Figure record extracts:
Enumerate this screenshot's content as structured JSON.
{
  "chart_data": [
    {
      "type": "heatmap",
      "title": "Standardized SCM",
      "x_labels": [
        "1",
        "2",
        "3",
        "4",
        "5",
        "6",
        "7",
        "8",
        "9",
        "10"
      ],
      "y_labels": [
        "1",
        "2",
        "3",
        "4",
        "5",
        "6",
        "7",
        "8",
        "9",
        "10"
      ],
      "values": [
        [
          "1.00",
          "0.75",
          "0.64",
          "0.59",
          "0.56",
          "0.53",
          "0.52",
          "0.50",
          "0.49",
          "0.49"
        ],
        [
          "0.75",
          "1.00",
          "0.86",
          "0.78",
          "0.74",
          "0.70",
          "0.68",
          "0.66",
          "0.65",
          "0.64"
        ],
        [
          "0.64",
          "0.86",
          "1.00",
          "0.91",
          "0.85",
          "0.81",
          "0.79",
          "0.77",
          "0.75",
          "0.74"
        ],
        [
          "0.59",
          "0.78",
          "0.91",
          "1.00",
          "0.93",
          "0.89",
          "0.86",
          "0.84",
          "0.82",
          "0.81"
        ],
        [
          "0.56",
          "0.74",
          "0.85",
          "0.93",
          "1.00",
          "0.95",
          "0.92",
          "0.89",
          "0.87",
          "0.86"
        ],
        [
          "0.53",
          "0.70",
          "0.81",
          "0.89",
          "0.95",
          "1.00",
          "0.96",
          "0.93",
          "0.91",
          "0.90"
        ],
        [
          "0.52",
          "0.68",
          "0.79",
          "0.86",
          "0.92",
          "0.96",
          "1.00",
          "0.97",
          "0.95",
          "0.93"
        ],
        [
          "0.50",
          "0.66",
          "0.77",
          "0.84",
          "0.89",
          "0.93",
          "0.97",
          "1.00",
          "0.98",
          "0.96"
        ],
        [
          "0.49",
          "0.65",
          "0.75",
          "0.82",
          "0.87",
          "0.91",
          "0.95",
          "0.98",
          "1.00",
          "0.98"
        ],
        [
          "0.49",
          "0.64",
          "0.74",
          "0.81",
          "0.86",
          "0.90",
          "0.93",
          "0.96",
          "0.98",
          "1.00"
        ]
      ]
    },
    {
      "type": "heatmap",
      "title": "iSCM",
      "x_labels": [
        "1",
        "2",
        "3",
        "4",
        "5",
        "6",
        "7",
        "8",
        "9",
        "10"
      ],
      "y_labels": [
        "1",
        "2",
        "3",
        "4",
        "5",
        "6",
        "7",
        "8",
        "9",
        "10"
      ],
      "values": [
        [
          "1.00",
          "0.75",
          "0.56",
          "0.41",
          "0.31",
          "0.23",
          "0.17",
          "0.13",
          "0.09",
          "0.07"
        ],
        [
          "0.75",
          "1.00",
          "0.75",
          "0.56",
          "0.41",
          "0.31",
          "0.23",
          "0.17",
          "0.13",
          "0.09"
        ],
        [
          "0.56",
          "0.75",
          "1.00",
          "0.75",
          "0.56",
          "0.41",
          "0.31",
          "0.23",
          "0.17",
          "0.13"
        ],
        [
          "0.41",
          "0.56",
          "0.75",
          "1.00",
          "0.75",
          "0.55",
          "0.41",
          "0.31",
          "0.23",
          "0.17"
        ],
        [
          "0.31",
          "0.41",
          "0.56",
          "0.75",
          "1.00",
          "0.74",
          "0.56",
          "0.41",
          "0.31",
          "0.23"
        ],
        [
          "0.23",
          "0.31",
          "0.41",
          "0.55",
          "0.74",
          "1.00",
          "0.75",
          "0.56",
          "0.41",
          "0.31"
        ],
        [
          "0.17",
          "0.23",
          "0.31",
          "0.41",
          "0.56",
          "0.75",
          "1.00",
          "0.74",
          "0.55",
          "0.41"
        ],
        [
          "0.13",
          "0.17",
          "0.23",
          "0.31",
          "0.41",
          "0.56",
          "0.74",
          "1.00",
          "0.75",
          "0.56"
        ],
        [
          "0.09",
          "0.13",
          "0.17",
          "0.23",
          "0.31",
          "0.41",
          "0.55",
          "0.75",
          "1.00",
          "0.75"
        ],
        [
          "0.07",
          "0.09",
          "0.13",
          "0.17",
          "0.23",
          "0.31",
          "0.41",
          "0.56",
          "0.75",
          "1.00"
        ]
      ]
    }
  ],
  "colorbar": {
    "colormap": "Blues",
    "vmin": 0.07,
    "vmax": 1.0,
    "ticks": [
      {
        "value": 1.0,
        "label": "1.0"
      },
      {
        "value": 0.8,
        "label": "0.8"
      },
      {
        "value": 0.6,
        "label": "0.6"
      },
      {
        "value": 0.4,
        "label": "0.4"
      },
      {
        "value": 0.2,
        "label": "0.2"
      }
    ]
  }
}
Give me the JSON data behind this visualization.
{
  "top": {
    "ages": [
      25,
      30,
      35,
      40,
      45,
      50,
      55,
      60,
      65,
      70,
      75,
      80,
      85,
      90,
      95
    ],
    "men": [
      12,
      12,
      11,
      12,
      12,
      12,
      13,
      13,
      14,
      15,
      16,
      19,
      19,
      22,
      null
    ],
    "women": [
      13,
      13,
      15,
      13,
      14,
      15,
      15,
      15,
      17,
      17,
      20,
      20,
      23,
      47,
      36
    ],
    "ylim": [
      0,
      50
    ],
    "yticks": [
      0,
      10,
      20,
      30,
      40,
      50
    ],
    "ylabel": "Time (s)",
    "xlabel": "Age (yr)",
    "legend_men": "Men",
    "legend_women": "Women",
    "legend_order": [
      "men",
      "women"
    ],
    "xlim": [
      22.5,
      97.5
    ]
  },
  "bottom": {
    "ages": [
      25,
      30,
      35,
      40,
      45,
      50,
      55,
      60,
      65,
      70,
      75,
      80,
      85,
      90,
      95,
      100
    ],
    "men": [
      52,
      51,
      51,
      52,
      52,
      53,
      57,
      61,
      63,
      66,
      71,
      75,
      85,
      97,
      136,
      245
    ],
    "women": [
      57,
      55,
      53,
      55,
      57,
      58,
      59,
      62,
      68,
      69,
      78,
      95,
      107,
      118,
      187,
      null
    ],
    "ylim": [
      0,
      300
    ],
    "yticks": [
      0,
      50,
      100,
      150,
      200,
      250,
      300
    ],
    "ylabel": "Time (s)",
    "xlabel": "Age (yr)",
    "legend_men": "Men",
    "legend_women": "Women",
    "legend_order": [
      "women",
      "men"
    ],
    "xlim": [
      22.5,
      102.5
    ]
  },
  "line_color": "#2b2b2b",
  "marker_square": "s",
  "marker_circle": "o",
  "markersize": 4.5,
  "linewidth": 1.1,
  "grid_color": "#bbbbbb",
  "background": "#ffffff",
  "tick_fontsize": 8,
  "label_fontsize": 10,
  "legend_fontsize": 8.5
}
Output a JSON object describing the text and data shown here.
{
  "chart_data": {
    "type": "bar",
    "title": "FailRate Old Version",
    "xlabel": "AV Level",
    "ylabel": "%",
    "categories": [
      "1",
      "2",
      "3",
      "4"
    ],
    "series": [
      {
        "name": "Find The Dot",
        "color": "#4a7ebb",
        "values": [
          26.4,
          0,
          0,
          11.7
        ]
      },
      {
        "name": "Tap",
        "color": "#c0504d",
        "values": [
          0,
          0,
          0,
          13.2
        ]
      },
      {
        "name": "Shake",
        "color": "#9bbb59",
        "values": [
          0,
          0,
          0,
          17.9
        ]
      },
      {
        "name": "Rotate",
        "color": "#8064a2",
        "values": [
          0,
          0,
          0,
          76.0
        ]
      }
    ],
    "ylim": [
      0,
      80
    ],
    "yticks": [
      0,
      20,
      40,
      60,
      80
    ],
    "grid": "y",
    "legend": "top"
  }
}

◆ **The exercise**:
Copy all the entries verbatim.

◆ **Answer for this exercise**:
Enumerate this screenshot's content as structured JSON.
{
  "chart_data": [
    {
      "type": "heatmap",
      "title": "Standardized SCM",
      "x_labels": [
        "1",
        "2",
        "3",
        "4",
        "5",
        "6",
        "7",
        "8",
        "9",
        "10"
      ],
      "y_labels": [
        "1",
        "2",
        "3",
        "4",
        "5",
        "6",
        "7",
        "8",
        "9",
        "10"
      ],
      "values": [
        [
          "1.00",
          "0.75",
          "0.64",
          "0.59",
          "0.56",
          "0.53",
          "0.52",
          "0.50",
          "0.49",
          "0.49"
        ],
        [
          "0.75",
          "1.00",
          "0.86",
          "0.78",
          "0.74",
          "0.70",
          "0.68",
          "0.66",
          "0.65",
          "0.64"
        ],
        [
          "0.64",
          "0.86",
          "1.00",
          "0.91",
          "0.85",
          "0.81",
          "0.79",
          "0.77",
          "0.75",
          "0.74"
        ],
        [
          "0.59",
          "0.78",
          "0.91",
          "1.00",
          "0.93",
          "0.89",
          "0.86",
          "0.84",
          "0.82",
          "0.81"
        ],
        [
          "0.56",
          "0.74",
          "0.85",
          "0.93",
          "1.00",
          "0.95",
          "0.92",
          "0.89",
          "0.87",
          "0.86"
        ],
        [
          "0.53",
          "0.70",
          "0.81",
          "0.89",
          "0.95",
          "1.00",
          "0.96",
          "0.93",
          "0.91",
          "0.90"
        ],
        [
          "0.52",
          "0.68",
          "0.79",
          "0.86",
          "0.92",
          "0.96",
          "1.00",
          "0.97",
          "0.95",
          "0.93"
        ],
        [
          "0.50",
          "0.66",
          "0.77",
          "0.84",
          "0.89",
          "0.93",
          "0.97",
          "1.00",
          "0.98",
          "0.96"
        ],
        [
          "0.49",
          "0.65",
          "0.75",
          "0.82",
          "0.87",
          "0.91",
          "0.95",
          "0.98",
          "1.00",
          "0.98"
        ],
        [
          "0.49",
          "0.64",
          "0.74",
          "0.81",
          "0.86",
          "0.90",
          "0.93",
          "0.96",
          "0.98",
          "1.00"
        ]
      ]
    },
    {
      "type": "heatmap",
      "title": "iSCM",
      "x_labels": [
        "1",
        "2",
        "3",
        "4",
        "5",
        "6",
        "7",
        "8",
        "9",
        "10"
      ],
      "y_labels": [
        "1",
        "2",
        "3",
        "4",
        "5",
        "6",
        "7",
        "8",
        "9",
        "10"
      ],
      "values": [
        [
          "1.00",
          "0.75",
          "0.56",
          "0.41",
          "0.31",
          "0.23",
          "0.17",
          "0.13",
          "0.09",
          "0.07"
        ],
        [
          "0.75",
          "1.00",
          "0.75",
          "0.56",
          "0.41",
          "0.31",
          "0.23",
          "0.17",
          "0.13",
          "0.09"
        ],
        [
          "0.56",
          "0.75",
          "1.00",
          "0.75",
          "0.56",
          "0.41",
          "0.31",
          "0.23",
          "0.17",
          "0.13"
        ],
        [
          "0.41",
          "0.56",
          "0.75",
          "1.00",
          "0.75",
          "0.55",
          "0.41",
          "0.31",
          "0.23",
          "0.17"
        ],
        [
          "0.31",
          "0.41",
          "0.56",
          "0.75",
          "1.00",
          "0.74",
          "0.56",
          "0.41",
          "0.31",
          "0.23"
        ],
        [
          "0.23",
          "0.31",
          "0.41",
          "0.55",
          "0.74",
          "1.00",
          "0.75",
          "0.56",
          "0.41",
          "0.31"
        ],
        [
          "0.17",
          "0.23",
          "0.31",
          "0.41",
          "0.56",
          "0.75",
          "1.00",
          "0.74",
          "0.55",
          "0.41"
        ],
        [
          "0.13",
          "0.17",
          "0.23",
          "0.31",
          "0.41",
          "0.56",
          "0.74",
          "1.00",
          "0.75",
          "0.56"
        ],
        [
          "0.09",
          "0.13",
          "0.17",
          "0.23",
          "0.31",
          "0.41",
          "0.55",
          "0.75",
          "1.00",
          "0.75"
        ],
        [
          "0.07",
          "0.09",
          "0.13",
          "0.17",
          "0.23",
          "0.31",
          "0.41",
          "0.56",
          "0.75",
          "1.00"
        ]
      ]
    }
  ],
  "colorbar": {
    "colormap": "Blues",
    "vmin": 0.07,
    "vmax": 1.0,
    "ticks": [
      {
        "value": 1.0,
        "label": "1.0"
      },
      {
        "value": 0.8,
        "label": "0.8"
      },
      {
        "value": 0.6,
        "label": "0.6"
      },
      {
        "value": 0.4,
        "label": "0.4"
      },
      {
        "value": 0.2,
        "label": "0.2"
      }
    ]
  }
}
Give me the JSON data behind this visualization.
{
  "top": {
    "ages": [
      25,
      30,
      35,
      40,
      45,
      50,
      55,
      60,
      65,
      70,
      75,
      80,
      85,
      90,
      95
    ],
    "men": [
      12,
      12,
      11,
      12,
      12,
      12,
      13,
      13,
      14,
      15,
      16,
      19,
      19,
      22,
      null
    ],
    "women": [
      13,
      13,
      15,
      13,
      14,
      15,
      15,
      15,
      17,
      17,
      20,
      20,
      23,
      47,
      36
    ],
    "ylim": [
      0,
      50
    ],
    "yticks": [
      0,
      10,
      20,
      30,
      40,
      50
    ],
    "ylabel": "Time (s)",
    "xlabel": "Age (yr)",
    "legend_men": "Men",
    "legend_women": "Women",
    "legend_order": [
      "men",
      "women"
    ],
    "xlim": [
      22.5,
      97.5
    ]
  },
  "bottom": {
    "ages": [
      25,
      30,
      35,
      40,
      45,
      50,
      55,
      60,
      65,
      70,
      75,
      80,
      85,
      90,
      95,
      100
    ],
    "men": [
      52,
      51,
      51,
      52,
      52,
      53,
      57,
      61,
      63,
      66,
      71,
      75,
      85,
      97,
      136,
      245
    ],
    "women": [
      57,
      55,
      53,
      55,
      57,
      58,
      59,
      62,
      68,
      69,
      78,
      95,
      107,
      118,
      187,
      null
    ],
    "ylim": [
      0,
      300
    ],
    "yticks": [
      0,
      50,
      100,
      150,
      200,
      250,
      300
    ],
    "ylabel": "Time (s)",
    "xlabel": "Age (yr)",
    "legend_men": "Men",
    "legend_women": "Women",
    "legend_order": [
      "women",
      "men"
    ],
    "xlim": [
      22.5,
      102.5
    ]
  },
  "line_color": "#2b2b2b",
  "marker_square": "s",
  "marker_circle": "o",
  "markersize": 4.5,
  "linewidth": 1.1,
  "grid_color": "#bbbbbb",
  "background": "#ffffff",
  "tick_fontsize": 8,
  "label_fontsize": 10,
  "legend_fontsize": 8.5
}
Output a JSON object describing the text and data shown here.
{
  "chart_data": {
    "type": "bar",
    "title": "FailRate Old Version",
    "xlabel": "AV Level",
    "ylabel": "%",
    "categories": [
      "1",
      "2",
      "3",
      "4"
    ],
    "series": [
      {
        "name": "Find The Dot",
        "color": "#4a7ebb",
        "values": [
          26.4,
          0,
          0,
          11.7
        ]
      },
      {
        "name": "Tap",
        "color": "#c0504d",
        "values": [
          0,
          0,
          0,
          13.2
        ]
      },
      {
        "name": "Shake",
        "color": "#9bbb59",
        "values": [
          0,
          0,
          0,
          17.9
        ]
      },
      {
        "name": "Rotate",
        "color": "#8064a2",
        "values": [
          0,
          0,
          0,
          76.0
        ]
      }
    ],
    "ylim": [
      0,
      80
    ],
    "yticks": [
      0,
      20,
      40,
      60,
      80
    ],
    "grid": "y",
    "legend": "top"
  }
}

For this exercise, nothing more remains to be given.